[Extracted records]
□ □ □

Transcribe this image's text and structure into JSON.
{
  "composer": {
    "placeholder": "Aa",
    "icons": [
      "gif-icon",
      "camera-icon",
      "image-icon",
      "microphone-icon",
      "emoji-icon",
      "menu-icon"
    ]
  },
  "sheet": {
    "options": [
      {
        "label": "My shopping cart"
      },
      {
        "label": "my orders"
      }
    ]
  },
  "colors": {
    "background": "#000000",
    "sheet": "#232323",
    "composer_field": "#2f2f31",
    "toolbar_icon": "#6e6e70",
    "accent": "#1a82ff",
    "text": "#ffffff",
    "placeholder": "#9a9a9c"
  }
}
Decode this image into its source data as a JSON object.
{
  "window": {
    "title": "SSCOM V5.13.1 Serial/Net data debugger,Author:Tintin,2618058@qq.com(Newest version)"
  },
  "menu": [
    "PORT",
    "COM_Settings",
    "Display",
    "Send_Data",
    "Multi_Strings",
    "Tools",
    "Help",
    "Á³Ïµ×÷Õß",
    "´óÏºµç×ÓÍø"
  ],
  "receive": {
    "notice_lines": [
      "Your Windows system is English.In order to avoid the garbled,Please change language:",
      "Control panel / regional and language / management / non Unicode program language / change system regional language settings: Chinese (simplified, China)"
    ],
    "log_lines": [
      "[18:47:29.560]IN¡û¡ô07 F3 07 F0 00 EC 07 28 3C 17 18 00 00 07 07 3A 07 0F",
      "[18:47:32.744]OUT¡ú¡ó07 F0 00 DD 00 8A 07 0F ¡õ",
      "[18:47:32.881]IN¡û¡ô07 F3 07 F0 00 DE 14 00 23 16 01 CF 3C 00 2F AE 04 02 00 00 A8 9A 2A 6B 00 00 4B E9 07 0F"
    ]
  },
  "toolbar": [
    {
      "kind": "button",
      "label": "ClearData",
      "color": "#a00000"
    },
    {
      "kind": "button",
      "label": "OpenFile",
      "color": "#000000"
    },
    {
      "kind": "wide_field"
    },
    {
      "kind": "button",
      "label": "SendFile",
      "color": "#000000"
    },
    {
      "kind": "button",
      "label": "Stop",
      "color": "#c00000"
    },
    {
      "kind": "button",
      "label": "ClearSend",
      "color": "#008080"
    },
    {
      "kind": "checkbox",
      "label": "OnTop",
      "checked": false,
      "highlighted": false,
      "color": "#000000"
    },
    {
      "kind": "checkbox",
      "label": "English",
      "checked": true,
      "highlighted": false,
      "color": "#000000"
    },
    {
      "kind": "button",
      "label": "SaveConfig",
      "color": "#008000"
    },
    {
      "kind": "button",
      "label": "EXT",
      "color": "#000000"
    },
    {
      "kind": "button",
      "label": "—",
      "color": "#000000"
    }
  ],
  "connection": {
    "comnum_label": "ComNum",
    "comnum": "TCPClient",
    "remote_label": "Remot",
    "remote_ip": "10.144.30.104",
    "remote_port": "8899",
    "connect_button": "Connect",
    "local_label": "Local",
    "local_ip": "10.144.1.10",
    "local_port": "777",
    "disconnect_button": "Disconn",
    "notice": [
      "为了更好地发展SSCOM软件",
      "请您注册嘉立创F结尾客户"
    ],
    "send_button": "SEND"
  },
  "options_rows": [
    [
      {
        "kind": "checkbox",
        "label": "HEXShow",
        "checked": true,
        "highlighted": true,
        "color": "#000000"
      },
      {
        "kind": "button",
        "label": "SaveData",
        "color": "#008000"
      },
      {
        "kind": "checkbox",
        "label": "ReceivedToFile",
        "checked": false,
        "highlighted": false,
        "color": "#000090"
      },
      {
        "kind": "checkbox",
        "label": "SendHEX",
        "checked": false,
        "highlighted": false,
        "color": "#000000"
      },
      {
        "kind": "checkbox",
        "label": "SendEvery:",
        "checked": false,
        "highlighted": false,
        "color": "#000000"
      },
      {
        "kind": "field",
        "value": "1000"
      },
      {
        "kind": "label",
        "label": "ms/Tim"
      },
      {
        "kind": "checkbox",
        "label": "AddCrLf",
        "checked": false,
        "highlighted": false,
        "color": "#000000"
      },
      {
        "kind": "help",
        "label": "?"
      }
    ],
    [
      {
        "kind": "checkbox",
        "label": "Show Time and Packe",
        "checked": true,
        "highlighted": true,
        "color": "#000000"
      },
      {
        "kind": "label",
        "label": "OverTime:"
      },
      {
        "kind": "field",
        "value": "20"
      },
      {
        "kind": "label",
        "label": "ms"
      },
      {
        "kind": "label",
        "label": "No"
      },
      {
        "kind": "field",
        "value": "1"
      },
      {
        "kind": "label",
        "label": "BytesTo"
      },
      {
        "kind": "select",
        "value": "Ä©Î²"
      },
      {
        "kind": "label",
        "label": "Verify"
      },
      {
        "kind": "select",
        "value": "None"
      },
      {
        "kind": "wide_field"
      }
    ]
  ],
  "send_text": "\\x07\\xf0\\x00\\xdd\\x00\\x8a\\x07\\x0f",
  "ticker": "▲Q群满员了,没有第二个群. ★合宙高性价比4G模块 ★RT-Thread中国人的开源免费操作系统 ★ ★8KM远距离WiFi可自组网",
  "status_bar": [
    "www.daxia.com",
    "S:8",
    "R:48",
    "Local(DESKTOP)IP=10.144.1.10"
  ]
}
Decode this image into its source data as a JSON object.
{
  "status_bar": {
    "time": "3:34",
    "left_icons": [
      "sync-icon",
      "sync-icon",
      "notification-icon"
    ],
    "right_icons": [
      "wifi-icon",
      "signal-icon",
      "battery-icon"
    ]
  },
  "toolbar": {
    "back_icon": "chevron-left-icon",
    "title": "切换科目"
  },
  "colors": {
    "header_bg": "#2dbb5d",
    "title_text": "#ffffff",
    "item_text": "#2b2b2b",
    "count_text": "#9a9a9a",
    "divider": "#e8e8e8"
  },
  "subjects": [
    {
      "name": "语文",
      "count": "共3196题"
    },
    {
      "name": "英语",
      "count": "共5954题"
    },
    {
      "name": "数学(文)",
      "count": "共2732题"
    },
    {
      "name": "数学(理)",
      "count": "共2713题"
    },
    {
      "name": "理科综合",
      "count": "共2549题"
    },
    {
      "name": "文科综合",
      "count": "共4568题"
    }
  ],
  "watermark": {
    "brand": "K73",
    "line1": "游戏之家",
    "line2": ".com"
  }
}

□ □ □

Copy the data above exactly. Every line must be included.

Result for this task
Transcribe this image's text and structure into JSON.
{
  "composer": {
    "placeholder": "Aa",
    "icons": [
      "gif-icon",
      "camera-icon",
      "image-icon",
      "microphone-icon",
      "emoji-icon",
      "menu-icon"
    ]
  },
  "sheet": {
    "options": [
      {
        "label": "My shopping cart"
      },
      {
        "label": "my orders"
      }
    ]
  },
  "colors": {
    "background": "#000000",
    "sheet": "#232323",
    "composer_field": "#2f2f31",
    "toolbar_icon": "#6e6e70",
    "accent": "#1a82ff",
    "text": "#ffffff",
    "placeholder": "#9a9a9c"
  }
}
Decode this image into its source data as a JSON object.
{
  "window": {
    "title": "SSCOM V5.13.1 Serial/Net data debugger,Author:Tintin,2618058@qq.com(Newest version)"
  },
  "menu": [
    "PORT",
    "COM_Settings",
    "Display",
    "Send_Data",
    "Multi_Strings",
    "Tools",
    "Help",
    "Á³Ïµ×÷Õß",
    "´óÏºµç×ÓÍø"
  ],
  "receive": {
    "notice_lines": [
      "Your Windows system is English.In order to avoid the garbled,Please change language:",
      "Control panel / regional and language / management / non Unicode program language / change system regional language settings: Chinese (simplified, China)"
    ],
    "log_lines": [
      "[18:47:29.560]IN¡û¡ô07 F3 07 F0 00 EC 07 28 3C 17 18 00 00 07 07 3A 07 0F",
      "[18:47:32.744]OUT¡ú¡ó07 F0 00 DD 00 8A 07 0F ¡õ",
      "[18:47:32.881]IN¡û¡ô07 F3 07 F0 00 DE 14 00 23 16 01 CF 3C 00 2F AE 04 02 00 00 A8 9A 2A 6B 00 00 4B E9 07 0F"
    ]
  },
  "toolbar": [
    {
      "kind": "button",
      "label": "ClearData",
      "color": "#a00000"
    },
    {
      "kind": "button",
      "label": "OpenFile",
      "color": "#000000"
    },
    {
      "kind": "wide_field"
    },
    {
      "kind": "button",
      "label": "SendFile",
      "color": "#000000"
    },
    {
      "kind": "button",
      "label": "Stop",
      "color": "#c00000"
    },
    {
      "kind": "button",
      "label": "ClearSend",
      "color": "#008080"
    },
    {
      "kind": "checkbox",
      "label": "OnTop",
      "checked": false,
      "highlighted": false,
      "color": "#000000"
    },
    {
      "kind": "checkbox",
      "label": "English",
      "checked": true,
      "highlighted": false,
      "color": "#000000"
    },
    {
      "kind": "button",
      "label": "SaveConfig",
      "color": "#008000"
    },
    {
      "kind": "button",
      "label": "EXT",
      "color": "#000000"
    },
    {
      "kind": "button",
      "label": "—",
      "color": "#000000"
    }
  ],
  "connection": {
    "comnum_label": "ComNum",
    "comnum": "TCPClient",
    "remote_label": "Remot",
    "remote_ip": "10.144.30.104",
    "remote_port": "8899",
    "connect_button": "Connect",
    "local_label": "Local",
    "local_ip": "10.144.1.10",
    "local_port": "777",
    "disconnect_button": "Disconn",
    "notice": [
      "为了更好地发展SSCOM软件",
      "请您注册嘉立创F结尾客户"
    ],
    "send_button": "SEND"
  },
  "options_rows": [
    [
      {
        "kind": "checkbox",
        "label": "HEXShow",
        "checked": true,
        "highlighted": true,
        "color": "#000000"
      },
      {
        "kind": "button",
        "label": "SaveData",
        "color": "#008000"
      },
      {
        "kind": "checkbox",
        "label": "ReceivedToFile",
        "checked": false,
        "highlighted": false,
        "color": "#000090"
      },
      {
        "kind": "checkbox",
        "label": "SendHEX",
        "checked": false,
        "highlighted": false,
        "color": "#000000"
      },
      {
        "kind": "checkbox",
        "label": "SendEvery:",
        "checked": false,
        "highlighted": false,
        "color": "#000000"
      },
      {
        "kind": "field",
        "value": "1000"
      },
      {
        "kind": "label",
        "label": "ms/Tim"
      },
      {
        "kind": "checkbox",
        "label": "AddCrLf",
        "checked": false,
        "highlighted": false,
        "color": "#000000"
      },
      {
        "kind": "help",
        "label": "?"
      }
    ],
    [
      {
        "kind": "checkbox",
        "label": "Show Time and Packe",
        "checked": true,
        "highlighted": true,
        "color": "#000000"
      },
      {
        "kind": "label",
        "label": "OverTime:"
      },
      {
        "kind": "field",
        "value": "20"
      },
      {
        "kind": "label",
        "label": "ms"
      },
      {
        "kind": "label",
        "label": "No"
      },
      {
        "kind": "field",
        "value": "1"
      },
      {
        "kind": "label",
        "label": "BytesTo"
      },
      {
        "kind": "select",
        "value": "Ä©Î²"
      },
      {
        "kind": "label",
        "label": "Verify"
      },
      {
        "kind": "select",
        "value": "None"
      },
      {
        "kind": "wide_field"
      }
    ]
  ],
  "send_text": "\\x07\\xf0\\x00\\xdd\\x00\\x8a\\x07\\x0f",
  "ticker": "▲Q群满员了,没有第二个群. ★合宙高性价比4G模块 ★RT-Thread中国人的开源免费操作系统 ★ ★8KM远距离WiFi可自组网",
  "status_bar": [
    "www.daxia.com",
    "S:8",
    "R:48",
    "Local(DESKTOP)IP=10.144.1.10"
  ]
}
Decode this image into its source data as a JSON object.
{
  "status_bar": {
    "time": "3:34",
    "left_icons": [
      "sync-icon",
      "sync-icon",
      "notification-icon"
    ],
    "right_icons": [
      "wifi-icon",
      "signal-icon",
      "battery-icon"
    ]
  },
  "toolbar": {
    "back_icon": "chevron-left-icon",
    "title": "切换科目"
  },
  "colors": {
    "header_bg": "#2dbb5d",
    "title_text": "#ffffff",
    "item_text": "#2b2b2b",
    "count_text": "#9a9a9a",
    "divider": "#e8e8e8"
  },
  "subjects": [
    {
      "name": "语文",
      "count": "共3196题"
    },
    {
      "name": "英语",
      "count": "共5954题"
    },
    {
      "name": "数学(文)",
      "count": "共2732题"
    },
    {
      "name": "数学(理)",
      "count": "共2713题"
    },
    {
      "name": "理科综合",
      "count": "共2549题"
    },
    {
      "name": "文科综合",
      "count": "共4568题"
    }
  ],
  "watermark": {
    "brand": "K73",
    "line1": "游戏之家",
    "line2": ".com"
  }
}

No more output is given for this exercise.